**SHORT TASK**
Count how many lines below include the string "expansion", and give that number without anything else.

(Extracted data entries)
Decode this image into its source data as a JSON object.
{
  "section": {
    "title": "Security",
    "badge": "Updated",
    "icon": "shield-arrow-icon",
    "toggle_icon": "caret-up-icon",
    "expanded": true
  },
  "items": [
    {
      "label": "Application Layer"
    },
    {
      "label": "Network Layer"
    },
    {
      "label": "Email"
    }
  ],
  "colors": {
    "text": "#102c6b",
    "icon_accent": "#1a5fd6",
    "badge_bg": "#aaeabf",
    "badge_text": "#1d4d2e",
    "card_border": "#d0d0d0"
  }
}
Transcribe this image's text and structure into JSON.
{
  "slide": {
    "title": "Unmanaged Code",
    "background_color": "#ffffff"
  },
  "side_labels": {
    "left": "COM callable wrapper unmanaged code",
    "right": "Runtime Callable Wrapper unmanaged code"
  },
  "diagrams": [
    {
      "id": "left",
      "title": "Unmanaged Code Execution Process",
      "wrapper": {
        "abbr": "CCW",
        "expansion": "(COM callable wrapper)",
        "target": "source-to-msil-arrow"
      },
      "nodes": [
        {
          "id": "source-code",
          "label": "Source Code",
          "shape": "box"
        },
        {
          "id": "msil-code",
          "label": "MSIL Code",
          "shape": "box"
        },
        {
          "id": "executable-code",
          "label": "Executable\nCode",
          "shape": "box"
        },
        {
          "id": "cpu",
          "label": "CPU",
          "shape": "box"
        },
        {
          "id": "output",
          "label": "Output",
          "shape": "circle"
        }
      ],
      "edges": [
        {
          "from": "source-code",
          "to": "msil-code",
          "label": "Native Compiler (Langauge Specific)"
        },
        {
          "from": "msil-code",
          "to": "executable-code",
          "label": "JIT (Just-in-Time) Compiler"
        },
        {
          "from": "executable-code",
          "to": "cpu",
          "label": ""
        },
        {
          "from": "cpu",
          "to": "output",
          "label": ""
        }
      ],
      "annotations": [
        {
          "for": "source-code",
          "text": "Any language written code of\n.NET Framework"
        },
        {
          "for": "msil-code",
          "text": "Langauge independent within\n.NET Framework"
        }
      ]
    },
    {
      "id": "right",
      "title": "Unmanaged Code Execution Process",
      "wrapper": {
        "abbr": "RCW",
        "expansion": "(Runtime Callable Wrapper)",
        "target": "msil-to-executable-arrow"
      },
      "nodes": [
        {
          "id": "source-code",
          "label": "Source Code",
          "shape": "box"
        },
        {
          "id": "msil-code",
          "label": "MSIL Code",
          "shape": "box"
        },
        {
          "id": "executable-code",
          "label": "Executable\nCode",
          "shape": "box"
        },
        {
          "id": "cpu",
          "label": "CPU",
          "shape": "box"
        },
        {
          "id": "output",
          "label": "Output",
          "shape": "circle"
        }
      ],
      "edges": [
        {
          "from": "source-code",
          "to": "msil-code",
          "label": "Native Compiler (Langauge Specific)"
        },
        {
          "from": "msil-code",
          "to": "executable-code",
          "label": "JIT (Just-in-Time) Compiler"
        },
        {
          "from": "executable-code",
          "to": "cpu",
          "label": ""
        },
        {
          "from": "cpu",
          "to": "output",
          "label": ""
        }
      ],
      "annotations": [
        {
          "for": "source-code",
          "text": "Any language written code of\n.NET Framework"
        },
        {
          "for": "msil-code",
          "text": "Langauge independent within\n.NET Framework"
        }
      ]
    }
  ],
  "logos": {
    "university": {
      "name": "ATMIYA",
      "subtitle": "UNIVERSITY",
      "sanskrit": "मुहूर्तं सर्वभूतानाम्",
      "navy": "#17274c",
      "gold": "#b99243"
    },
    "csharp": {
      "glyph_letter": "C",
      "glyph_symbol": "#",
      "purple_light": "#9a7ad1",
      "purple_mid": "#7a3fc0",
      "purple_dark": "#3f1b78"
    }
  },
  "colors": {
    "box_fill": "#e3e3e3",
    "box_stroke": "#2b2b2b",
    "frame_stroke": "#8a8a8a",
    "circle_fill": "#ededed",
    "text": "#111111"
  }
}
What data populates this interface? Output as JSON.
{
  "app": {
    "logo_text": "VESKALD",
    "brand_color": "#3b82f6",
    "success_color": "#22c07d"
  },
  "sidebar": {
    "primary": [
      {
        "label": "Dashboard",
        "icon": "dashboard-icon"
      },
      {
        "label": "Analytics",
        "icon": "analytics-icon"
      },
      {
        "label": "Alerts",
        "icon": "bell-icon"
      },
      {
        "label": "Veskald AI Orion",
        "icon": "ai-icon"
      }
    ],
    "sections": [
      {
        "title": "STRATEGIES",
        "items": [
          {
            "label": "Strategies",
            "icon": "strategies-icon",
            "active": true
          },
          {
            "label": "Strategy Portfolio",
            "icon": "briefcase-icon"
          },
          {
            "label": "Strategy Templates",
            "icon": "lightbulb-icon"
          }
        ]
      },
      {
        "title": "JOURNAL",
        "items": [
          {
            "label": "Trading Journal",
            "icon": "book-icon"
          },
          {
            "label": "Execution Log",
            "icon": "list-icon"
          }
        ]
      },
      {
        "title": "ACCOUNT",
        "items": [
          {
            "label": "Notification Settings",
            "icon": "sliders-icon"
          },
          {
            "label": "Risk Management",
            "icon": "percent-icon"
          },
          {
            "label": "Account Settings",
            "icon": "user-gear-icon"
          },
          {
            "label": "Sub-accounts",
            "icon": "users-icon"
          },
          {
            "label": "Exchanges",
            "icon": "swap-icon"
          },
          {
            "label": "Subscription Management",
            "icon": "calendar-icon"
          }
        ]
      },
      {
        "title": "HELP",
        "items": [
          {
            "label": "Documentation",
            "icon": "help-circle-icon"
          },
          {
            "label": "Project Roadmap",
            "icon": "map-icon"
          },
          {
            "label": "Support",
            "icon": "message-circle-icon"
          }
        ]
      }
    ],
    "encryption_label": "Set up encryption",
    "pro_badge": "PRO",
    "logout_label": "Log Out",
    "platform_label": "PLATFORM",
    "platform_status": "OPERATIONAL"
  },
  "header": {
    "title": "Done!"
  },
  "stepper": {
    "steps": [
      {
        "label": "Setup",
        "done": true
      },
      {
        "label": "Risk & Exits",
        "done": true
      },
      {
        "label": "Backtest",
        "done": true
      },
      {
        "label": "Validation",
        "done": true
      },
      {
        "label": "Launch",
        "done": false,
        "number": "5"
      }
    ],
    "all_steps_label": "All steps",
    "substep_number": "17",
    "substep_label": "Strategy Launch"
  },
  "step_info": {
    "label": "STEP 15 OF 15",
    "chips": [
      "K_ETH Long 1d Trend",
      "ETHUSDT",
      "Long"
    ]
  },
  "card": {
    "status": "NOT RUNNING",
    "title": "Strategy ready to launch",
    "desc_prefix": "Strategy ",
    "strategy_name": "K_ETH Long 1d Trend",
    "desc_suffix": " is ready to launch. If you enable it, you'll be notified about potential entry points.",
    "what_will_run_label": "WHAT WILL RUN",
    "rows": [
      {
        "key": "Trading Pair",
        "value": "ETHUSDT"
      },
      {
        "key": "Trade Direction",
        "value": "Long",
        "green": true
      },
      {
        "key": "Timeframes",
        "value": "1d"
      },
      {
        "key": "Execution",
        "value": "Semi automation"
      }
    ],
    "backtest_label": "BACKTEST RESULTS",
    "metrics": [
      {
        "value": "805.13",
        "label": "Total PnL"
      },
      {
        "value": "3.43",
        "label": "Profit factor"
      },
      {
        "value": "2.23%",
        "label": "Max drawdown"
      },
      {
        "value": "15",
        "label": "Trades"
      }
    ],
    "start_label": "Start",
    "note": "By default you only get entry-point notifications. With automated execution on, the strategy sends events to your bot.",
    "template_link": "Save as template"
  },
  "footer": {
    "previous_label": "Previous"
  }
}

**FULL OUTPUT**
2